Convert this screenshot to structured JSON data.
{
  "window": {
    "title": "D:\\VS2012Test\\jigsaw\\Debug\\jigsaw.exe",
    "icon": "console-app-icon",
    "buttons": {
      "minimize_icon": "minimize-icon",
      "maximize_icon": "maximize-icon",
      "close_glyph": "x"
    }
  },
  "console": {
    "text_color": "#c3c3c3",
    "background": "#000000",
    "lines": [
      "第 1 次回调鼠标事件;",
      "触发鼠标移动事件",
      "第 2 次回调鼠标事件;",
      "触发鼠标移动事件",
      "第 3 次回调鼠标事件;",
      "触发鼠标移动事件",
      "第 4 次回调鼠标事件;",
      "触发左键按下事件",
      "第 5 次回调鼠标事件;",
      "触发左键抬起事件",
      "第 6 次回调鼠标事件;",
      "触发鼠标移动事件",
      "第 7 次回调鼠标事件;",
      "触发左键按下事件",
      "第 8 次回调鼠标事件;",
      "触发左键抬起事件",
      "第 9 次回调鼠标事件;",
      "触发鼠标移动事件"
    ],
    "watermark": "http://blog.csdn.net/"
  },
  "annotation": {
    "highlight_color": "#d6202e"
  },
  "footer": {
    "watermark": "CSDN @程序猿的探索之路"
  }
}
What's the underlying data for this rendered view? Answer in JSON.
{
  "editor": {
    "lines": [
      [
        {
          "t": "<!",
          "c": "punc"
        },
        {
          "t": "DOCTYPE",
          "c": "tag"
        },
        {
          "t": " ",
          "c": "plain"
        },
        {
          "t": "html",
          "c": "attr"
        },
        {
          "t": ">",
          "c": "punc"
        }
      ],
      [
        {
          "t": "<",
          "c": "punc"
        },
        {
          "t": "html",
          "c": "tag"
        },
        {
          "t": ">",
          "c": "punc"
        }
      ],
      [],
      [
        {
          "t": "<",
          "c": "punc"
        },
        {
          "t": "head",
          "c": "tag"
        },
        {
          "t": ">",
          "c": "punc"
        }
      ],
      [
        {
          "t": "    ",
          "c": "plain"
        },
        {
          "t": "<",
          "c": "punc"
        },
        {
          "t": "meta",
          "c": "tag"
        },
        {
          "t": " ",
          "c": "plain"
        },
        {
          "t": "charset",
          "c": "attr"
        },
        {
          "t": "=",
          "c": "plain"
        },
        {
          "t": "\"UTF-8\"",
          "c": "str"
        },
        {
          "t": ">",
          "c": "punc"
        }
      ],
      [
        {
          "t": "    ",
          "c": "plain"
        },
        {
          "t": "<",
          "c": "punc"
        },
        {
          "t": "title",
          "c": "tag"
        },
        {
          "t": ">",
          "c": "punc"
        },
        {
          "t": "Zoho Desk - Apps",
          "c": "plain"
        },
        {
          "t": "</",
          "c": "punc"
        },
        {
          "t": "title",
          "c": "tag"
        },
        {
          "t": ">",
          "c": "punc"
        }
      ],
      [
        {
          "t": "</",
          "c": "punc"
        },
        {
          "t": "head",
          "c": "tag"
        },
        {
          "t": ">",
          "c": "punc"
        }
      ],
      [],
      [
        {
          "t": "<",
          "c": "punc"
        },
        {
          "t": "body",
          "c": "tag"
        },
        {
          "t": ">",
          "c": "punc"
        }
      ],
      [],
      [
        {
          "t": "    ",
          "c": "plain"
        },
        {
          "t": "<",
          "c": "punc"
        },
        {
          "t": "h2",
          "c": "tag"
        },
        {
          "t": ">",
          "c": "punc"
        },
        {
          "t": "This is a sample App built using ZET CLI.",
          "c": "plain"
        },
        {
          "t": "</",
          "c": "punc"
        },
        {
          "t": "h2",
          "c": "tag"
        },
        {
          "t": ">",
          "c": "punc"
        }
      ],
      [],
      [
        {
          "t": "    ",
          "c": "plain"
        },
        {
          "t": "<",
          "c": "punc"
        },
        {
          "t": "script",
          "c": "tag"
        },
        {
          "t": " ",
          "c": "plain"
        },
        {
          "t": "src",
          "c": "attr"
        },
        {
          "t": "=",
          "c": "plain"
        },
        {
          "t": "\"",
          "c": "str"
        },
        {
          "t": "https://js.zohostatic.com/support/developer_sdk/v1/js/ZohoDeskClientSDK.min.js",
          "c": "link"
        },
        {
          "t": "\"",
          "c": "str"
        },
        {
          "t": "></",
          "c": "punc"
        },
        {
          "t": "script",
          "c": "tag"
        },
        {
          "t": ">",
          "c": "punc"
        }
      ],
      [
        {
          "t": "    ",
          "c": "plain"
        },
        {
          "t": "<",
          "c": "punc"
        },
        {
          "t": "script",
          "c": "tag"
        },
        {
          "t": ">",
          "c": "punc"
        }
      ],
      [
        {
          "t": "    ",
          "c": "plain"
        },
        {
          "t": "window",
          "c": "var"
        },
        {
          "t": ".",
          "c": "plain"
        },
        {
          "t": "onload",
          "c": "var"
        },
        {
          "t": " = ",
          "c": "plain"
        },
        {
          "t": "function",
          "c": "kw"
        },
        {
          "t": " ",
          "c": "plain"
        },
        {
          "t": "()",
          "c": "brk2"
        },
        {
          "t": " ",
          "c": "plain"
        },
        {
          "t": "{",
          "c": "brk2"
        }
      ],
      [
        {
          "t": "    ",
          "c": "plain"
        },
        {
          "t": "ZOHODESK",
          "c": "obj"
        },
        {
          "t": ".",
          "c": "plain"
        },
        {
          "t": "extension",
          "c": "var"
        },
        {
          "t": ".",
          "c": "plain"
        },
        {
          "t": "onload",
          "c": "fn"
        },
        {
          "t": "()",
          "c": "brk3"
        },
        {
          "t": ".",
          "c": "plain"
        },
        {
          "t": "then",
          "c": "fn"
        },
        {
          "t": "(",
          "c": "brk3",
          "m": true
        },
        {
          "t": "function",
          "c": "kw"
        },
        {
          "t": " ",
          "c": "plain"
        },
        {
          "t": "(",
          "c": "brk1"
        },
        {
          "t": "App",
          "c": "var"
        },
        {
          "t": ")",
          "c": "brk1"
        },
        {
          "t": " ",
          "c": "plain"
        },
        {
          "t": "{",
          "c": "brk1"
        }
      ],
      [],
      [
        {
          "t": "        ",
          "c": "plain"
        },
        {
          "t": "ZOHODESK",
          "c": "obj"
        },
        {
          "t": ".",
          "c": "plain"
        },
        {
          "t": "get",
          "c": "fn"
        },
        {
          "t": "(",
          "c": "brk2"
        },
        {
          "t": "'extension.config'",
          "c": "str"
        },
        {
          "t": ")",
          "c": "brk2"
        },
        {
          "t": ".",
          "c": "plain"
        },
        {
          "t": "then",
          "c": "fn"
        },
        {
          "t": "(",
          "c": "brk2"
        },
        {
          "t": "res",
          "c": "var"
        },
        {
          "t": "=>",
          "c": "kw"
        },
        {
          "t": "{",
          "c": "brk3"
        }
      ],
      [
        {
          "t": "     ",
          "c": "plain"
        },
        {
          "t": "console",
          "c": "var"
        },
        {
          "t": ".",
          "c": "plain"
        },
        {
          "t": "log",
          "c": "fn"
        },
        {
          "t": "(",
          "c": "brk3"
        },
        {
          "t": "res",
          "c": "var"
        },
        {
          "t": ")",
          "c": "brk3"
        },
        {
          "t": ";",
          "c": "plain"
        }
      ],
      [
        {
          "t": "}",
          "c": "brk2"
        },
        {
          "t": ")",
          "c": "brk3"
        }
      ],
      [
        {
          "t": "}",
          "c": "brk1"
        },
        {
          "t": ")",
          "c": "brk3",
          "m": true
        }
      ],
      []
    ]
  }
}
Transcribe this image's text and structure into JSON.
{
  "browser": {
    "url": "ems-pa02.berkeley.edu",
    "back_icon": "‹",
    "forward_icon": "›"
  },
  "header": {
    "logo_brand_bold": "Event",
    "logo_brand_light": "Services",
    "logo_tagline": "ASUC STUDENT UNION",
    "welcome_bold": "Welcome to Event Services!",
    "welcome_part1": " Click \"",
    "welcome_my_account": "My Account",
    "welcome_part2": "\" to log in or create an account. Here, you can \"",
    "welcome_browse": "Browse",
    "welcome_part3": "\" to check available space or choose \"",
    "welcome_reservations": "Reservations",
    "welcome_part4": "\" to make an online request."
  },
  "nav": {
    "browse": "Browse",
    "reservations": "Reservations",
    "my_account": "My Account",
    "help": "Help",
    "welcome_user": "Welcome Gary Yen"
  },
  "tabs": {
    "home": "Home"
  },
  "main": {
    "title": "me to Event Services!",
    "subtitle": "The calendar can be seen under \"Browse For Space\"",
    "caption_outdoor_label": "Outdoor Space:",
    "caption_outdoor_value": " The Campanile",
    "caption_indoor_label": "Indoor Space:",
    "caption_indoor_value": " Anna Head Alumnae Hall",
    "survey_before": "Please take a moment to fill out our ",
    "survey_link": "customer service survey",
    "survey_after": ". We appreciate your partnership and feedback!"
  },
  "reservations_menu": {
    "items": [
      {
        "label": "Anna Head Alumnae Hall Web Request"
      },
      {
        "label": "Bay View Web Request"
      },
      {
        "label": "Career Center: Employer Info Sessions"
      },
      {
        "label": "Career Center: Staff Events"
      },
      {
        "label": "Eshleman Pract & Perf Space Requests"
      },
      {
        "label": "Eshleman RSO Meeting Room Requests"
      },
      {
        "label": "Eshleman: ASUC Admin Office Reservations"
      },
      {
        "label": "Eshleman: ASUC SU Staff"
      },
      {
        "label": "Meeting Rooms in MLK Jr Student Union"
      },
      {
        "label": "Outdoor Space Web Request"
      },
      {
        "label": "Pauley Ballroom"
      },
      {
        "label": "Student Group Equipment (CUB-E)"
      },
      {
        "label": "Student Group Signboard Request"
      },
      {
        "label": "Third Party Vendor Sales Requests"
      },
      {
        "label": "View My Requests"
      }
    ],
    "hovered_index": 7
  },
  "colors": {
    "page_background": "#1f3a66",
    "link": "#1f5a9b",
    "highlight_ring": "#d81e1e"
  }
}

▶ _Exercise prompt_: Each line that contains the string "data" counts once; report how many such lines the entries have, giving only the number.

▶ _Solution below_: 2